**WHAT YOU HAVE TO DO**. Select lines where the word "Shift" appears.

Recorded data:
****************
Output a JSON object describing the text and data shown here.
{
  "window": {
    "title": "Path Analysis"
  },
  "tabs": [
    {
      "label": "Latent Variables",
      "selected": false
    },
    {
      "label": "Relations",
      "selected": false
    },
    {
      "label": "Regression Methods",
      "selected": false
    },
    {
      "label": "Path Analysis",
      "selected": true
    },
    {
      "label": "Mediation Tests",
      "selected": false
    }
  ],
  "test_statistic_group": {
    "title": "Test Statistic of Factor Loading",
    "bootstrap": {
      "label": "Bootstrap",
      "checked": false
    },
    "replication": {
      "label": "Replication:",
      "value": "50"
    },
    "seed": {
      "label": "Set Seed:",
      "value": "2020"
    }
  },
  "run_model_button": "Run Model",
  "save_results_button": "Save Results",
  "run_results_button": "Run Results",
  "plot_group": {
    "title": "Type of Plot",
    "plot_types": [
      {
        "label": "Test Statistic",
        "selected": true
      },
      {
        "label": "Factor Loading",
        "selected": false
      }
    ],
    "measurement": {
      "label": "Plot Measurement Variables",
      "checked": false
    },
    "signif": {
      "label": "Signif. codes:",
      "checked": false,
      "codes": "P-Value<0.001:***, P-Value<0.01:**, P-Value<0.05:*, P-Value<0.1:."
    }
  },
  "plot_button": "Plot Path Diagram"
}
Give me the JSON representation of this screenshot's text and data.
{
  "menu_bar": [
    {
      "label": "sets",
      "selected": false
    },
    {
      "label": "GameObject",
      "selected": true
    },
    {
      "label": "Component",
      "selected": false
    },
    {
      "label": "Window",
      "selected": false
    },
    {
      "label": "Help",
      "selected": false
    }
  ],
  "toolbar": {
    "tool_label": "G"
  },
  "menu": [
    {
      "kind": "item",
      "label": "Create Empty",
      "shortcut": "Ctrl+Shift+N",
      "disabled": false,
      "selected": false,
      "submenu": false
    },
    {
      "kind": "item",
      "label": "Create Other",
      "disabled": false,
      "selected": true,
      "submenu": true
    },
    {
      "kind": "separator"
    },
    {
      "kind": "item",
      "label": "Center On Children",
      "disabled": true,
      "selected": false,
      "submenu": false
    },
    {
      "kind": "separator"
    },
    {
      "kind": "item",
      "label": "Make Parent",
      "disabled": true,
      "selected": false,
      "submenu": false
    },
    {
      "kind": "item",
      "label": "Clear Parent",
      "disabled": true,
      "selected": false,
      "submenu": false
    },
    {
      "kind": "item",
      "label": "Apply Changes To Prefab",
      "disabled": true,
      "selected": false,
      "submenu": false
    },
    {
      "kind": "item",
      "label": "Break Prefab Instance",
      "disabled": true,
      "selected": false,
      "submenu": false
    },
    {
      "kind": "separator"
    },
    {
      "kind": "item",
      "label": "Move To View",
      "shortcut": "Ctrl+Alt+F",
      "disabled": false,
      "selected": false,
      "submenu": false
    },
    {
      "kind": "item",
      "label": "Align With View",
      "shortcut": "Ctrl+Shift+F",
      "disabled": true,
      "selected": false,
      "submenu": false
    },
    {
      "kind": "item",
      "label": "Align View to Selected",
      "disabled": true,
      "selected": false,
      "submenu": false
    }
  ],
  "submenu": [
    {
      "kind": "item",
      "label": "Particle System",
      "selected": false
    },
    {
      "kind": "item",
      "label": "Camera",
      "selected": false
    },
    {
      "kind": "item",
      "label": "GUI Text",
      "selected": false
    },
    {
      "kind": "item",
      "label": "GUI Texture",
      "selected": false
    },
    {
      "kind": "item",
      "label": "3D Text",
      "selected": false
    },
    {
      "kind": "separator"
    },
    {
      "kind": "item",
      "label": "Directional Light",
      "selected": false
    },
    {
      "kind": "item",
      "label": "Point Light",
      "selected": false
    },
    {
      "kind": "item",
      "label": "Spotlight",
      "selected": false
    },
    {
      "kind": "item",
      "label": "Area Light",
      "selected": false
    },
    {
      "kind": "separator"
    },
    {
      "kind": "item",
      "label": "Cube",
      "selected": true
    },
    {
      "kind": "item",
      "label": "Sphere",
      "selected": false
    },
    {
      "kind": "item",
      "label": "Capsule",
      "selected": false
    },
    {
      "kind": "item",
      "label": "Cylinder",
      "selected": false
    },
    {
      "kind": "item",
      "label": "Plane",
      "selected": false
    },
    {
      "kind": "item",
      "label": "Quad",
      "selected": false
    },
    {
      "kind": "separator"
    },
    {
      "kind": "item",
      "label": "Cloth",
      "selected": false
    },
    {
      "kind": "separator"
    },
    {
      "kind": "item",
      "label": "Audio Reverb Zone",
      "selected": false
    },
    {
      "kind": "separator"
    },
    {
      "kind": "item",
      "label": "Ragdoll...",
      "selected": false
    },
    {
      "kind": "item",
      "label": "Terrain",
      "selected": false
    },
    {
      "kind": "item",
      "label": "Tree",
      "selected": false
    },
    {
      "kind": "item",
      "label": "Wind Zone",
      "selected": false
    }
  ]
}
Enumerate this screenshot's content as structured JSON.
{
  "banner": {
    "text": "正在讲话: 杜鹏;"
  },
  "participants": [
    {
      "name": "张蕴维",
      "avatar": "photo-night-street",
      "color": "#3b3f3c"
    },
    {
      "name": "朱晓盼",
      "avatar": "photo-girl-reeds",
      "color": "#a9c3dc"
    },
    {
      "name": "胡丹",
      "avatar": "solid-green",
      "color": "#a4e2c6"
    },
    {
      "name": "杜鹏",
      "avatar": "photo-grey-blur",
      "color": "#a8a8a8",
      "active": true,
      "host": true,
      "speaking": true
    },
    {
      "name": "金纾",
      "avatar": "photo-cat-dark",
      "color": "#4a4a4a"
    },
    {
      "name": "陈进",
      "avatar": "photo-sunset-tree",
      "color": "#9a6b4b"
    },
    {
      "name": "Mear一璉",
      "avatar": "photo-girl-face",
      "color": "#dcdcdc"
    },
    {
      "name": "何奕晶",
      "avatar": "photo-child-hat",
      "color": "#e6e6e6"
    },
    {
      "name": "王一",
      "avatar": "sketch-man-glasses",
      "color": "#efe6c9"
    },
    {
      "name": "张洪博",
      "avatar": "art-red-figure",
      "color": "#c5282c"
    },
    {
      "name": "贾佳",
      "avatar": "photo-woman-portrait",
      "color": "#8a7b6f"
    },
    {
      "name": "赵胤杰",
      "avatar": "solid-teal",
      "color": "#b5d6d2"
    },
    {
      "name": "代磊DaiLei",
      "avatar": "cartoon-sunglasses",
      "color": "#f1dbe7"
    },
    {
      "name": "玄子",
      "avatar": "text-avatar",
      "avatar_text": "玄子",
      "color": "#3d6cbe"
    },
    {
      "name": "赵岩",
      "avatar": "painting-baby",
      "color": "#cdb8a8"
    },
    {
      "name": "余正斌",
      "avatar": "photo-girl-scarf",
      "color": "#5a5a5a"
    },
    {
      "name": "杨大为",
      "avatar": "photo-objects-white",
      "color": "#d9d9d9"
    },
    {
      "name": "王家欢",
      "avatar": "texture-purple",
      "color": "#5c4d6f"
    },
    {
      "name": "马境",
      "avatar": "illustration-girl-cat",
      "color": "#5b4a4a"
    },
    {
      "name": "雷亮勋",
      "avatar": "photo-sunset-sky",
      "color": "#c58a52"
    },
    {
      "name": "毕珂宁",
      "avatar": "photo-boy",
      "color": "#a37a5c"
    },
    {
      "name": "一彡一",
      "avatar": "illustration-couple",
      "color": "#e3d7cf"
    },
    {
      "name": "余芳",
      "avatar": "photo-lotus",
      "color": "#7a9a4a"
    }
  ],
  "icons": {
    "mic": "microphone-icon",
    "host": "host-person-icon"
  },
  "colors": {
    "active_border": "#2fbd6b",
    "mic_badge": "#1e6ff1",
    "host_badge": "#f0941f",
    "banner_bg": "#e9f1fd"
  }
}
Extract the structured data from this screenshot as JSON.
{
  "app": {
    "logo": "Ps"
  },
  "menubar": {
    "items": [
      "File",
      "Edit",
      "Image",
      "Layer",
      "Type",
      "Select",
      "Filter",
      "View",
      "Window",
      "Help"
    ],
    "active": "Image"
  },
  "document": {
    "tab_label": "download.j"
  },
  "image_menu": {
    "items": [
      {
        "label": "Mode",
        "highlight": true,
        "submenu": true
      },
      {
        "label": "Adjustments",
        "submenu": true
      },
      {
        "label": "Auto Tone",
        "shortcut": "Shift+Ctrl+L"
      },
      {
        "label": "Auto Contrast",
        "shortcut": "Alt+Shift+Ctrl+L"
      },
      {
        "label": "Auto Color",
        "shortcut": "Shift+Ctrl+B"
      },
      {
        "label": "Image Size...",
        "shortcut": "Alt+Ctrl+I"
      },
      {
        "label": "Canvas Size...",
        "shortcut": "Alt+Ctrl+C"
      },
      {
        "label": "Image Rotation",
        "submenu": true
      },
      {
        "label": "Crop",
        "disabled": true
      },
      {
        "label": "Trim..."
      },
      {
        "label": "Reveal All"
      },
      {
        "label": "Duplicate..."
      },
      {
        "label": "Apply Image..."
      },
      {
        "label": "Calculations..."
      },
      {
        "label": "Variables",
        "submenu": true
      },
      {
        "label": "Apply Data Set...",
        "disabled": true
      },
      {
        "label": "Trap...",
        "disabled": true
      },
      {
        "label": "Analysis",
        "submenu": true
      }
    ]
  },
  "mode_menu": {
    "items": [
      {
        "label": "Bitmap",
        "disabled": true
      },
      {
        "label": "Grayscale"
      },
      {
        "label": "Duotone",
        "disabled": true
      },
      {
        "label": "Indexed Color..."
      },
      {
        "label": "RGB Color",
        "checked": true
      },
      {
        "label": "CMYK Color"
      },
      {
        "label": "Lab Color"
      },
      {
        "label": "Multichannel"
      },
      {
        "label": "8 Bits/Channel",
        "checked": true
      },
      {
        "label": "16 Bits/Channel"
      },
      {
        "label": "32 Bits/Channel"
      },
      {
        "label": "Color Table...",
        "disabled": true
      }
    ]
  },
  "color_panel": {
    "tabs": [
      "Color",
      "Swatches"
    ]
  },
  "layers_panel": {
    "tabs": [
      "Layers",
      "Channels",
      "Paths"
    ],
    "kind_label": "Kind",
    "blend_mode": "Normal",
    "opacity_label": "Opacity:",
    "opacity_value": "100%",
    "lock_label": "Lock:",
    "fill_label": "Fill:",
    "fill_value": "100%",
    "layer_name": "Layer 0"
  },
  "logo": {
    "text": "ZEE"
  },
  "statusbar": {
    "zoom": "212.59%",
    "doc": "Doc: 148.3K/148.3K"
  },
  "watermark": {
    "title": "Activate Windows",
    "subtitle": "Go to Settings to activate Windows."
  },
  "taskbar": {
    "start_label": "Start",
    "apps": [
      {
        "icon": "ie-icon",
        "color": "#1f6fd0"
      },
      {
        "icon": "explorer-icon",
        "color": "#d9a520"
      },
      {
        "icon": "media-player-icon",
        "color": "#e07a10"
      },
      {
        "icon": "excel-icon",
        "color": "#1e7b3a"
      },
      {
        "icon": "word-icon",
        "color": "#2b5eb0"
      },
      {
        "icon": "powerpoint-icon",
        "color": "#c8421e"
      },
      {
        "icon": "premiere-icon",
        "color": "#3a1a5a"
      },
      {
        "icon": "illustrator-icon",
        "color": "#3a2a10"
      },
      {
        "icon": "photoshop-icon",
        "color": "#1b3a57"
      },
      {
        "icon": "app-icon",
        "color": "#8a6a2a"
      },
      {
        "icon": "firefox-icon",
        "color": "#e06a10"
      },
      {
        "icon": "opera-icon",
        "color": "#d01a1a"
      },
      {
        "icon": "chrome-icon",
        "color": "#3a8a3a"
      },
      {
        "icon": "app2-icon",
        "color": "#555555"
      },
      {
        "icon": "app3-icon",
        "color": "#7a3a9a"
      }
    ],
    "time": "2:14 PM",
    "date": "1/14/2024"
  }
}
****************
**RESULT OF THE EXERCISE**.
      "shortcut": "Ctrl+Shift+N",
      "shortcut": "Ctrl+Shift+F",
        "shortcut": "Shift+Ctrl+L"
        "shortcut": "Alt+Shift+Ctrl+L"
        "shortcut": "Shift+Ctrl+B"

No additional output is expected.